● **Brano**:

▶

Dentro la pandemia
di Claudio Pastrone
Lo pensavo anche prima di quel tragico mese di febbraio 2020, in cui il focolaio di COVID-19 rilevato a Codogno ci sbatteva in faccia la drammatica situazione che ci avrebbe accompagnato da quel momento in avanti. Lo pensavo, e lo penso ancora, che la mia generazione e le generazioni successive, nate in Europa Occidentale dopo la Seconda guerra mondiale, siano state in generale fortunate. Quella di mio padre, e ancor più quella di mio nonno, hanno subito l’orrore delle guerre. E se mio padre e mio nonno le hanno vissute in armi e, molto probabilmente, hanno ucciso e visto uccidere altri esseri umani per motivi che oggi ci paiono assurdi, anche i loro congiunti hanno sofferto privazioni e paure a causa dei bombardamenti o dei combattimenti vicino alla porta di casa. Questi pensieri riaffiorano ancora vividi, ma vacillano quando penso agli oltre tremilionicinquecentomila morti a livello planetario, ai quasi 130.000 morti in Italia e soprattutto ai parenti e agli amici che ci hanno lasciato a causa della pandemia.
Non serve ricordare che è da quando l’essere umano ha iniziato a organizzarsi in società e a creare nuclei di persone che convivono nello stesso spazio, che le malattie contagiose hanno assunto un ruolo particolare, trasformando le società in cui sono comparse e, molto probabilmente, cambiando o influenzando in modo decisivo il corso della storia. Gli effetti del COVID-19 hanno provocato uno choc a cui non eravamo preparati. E non mi riferisco solo ai morti, ma anche all’impatto che la pandemia ha avuto sulle nostre certezze, sulla vita di tutti i giorni. Quasi di colpo quelle che ritenevamo normalità e routine quotidiana sono state messe in discussione: il modo di lavorare, la socialità e i passatempi, la stabilità economica e perfino la vita familiare e gli affetti hanno subito mutazioni. Abbiamo dovuto in qualche modo rinunciare al consueto da una parte e subire delle privazioni dall’altra.

◀

● **Consegne**:
1 > Stabilisci se ciascuna affermazione concorda con il brano sulla pandemia. Rispondi sì o no e cita tra virgolette le parole del brano che lo dimostrano.
(a) L'autore ritiene che le generazioni nate in Europa Occidentale dopo la Seconda guerra mondiale siano state fortunate.
(b) Il focolaio di Codogno fu rilevato nel marzo 2020.
(c) Eravamo preparati agli effetti del COVID-19.
2 > Riassumi il brano sulla pandemia in due frasi.
3 > Rispondi brevemente alle domande sul brano.
(a) Quanti morti ha causato la pandemia in Italia?
(b) In che modo il padre e il nonno dell'autore hanno vissuto le guerre?
(c) Quali aspetti della vita quotidiana hanno subito mutazioni?
Le righe riportate qui sotto non hanno alcun ruolo in questo esercizio.

● **Dati**:
▶

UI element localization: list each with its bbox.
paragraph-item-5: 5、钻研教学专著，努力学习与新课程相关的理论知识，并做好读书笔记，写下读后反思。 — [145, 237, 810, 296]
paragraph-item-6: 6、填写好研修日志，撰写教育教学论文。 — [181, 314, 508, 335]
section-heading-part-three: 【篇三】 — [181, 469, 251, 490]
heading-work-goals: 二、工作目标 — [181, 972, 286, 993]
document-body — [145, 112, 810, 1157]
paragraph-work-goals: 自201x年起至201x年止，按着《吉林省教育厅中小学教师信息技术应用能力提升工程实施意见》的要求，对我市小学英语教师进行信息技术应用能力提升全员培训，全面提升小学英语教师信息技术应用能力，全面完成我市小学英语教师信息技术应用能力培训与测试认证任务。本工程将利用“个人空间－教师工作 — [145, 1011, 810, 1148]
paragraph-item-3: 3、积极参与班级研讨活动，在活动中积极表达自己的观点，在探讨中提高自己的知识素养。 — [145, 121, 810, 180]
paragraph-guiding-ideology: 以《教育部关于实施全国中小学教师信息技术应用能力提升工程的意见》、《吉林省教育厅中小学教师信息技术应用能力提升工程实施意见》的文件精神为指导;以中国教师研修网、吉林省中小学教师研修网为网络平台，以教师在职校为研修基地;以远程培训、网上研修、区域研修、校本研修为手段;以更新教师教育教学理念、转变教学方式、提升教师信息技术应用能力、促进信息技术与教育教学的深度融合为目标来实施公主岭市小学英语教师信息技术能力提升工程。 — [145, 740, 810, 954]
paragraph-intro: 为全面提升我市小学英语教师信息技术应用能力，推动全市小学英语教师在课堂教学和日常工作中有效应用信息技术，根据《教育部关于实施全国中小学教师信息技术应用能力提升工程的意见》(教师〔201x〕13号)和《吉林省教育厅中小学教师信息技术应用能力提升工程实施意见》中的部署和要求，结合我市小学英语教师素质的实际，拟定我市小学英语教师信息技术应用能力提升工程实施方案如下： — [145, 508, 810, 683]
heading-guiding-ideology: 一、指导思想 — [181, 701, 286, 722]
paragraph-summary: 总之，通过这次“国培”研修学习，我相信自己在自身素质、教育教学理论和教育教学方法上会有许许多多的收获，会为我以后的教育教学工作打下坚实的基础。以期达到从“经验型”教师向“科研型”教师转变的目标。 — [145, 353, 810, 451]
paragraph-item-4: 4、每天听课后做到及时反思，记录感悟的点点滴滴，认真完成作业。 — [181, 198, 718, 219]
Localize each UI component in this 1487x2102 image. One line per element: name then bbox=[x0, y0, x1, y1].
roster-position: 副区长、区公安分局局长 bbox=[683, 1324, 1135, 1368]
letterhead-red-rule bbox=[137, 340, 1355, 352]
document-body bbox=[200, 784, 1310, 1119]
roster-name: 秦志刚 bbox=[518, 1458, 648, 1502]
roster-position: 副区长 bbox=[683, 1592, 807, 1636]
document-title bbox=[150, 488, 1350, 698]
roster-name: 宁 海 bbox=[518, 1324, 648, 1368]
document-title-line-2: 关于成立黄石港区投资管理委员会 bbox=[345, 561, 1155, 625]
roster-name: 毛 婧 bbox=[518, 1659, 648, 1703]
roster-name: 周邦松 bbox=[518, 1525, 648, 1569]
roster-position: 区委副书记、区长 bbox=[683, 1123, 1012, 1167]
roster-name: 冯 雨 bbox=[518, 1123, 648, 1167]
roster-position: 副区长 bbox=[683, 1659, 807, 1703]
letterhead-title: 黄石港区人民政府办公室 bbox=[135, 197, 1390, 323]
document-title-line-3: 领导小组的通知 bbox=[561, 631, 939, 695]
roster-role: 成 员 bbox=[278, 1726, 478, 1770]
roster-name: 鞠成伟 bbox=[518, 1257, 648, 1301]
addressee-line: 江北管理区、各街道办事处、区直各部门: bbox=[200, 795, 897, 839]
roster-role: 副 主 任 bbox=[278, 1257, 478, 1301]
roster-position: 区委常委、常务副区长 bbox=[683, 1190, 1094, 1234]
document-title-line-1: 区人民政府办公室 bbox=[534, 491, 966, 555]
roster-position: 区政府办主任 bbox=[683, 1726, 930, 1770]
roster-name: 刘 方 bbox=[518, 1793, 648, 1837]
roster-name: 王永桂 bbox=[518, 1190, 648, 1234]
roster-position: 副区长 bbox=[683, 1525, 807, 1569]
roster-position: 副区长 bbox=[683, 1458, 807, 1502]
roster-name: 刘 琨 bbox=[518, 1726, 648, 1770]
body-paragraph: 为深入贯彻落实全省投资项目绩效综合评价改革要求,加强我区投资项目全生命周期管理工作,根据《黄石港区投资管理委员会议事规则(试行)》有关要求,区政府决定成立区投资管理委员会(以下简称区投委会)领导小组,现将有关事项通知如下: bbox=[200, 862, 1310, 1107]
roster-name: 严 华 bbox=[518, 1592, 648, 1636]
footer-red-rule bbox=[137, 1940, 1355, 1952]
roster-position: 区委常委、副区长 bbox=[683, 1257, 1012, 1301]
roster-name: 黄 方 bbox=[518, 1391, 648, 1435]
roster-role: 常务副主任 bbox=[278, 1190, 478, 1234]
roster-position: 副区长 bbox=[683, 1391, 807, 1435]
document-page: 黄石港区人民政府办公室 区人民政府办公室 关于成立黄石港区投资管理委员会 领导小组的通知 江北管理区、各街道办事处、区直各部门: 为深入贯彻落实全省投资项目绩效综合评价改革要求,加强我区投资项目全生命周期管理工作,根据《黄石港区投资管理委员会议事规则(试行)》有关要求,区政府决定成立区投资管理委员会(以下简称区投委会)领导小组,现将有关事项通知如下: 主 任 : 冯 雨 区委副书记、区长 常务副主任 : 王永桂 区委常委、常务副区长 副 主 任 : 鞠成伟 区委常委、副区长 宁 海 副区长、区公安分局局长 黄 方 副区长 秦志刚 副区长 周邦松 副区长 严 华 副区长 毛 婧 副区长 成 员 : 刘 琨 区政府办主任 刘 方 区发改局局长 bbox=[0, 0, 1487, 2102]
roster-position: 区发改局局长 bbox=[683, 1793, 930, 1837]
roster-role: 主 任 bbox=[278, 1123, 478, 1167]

◀

● **Soluzioni**:
1 >
(a) Sì: "siano state in generale fortunate".
(b) No: "quel tragico mese di febbraio 2020, in cui il focolaio di COVID-19 rilevato a Codogno".
(c) No: "uno choc a cui non eravamo preparati".

2 > L'autore considera fortunate le generazioni nate in Europa Occidentale dopo la Seconda guerra mondiale rispetto a quelle di suo padre e di suo nonno, che hanno subito l'orrore delle guerre, ma questa convinzione vacilla davanti ai morti della pandemia. Il COVID-19 ha provocato uno choc a cui non eravamo preparati e ha messo in discussione certezze e routine quotidiana, dal lavoro alla socialità fino alla vita familiare.

3 >
(a) Quasi 130.000.
(b) In armi.
(c) Il modo di lavorare, la socialità e i passatempi, la stabilità economica e perfino la vita familiare e gli affetti.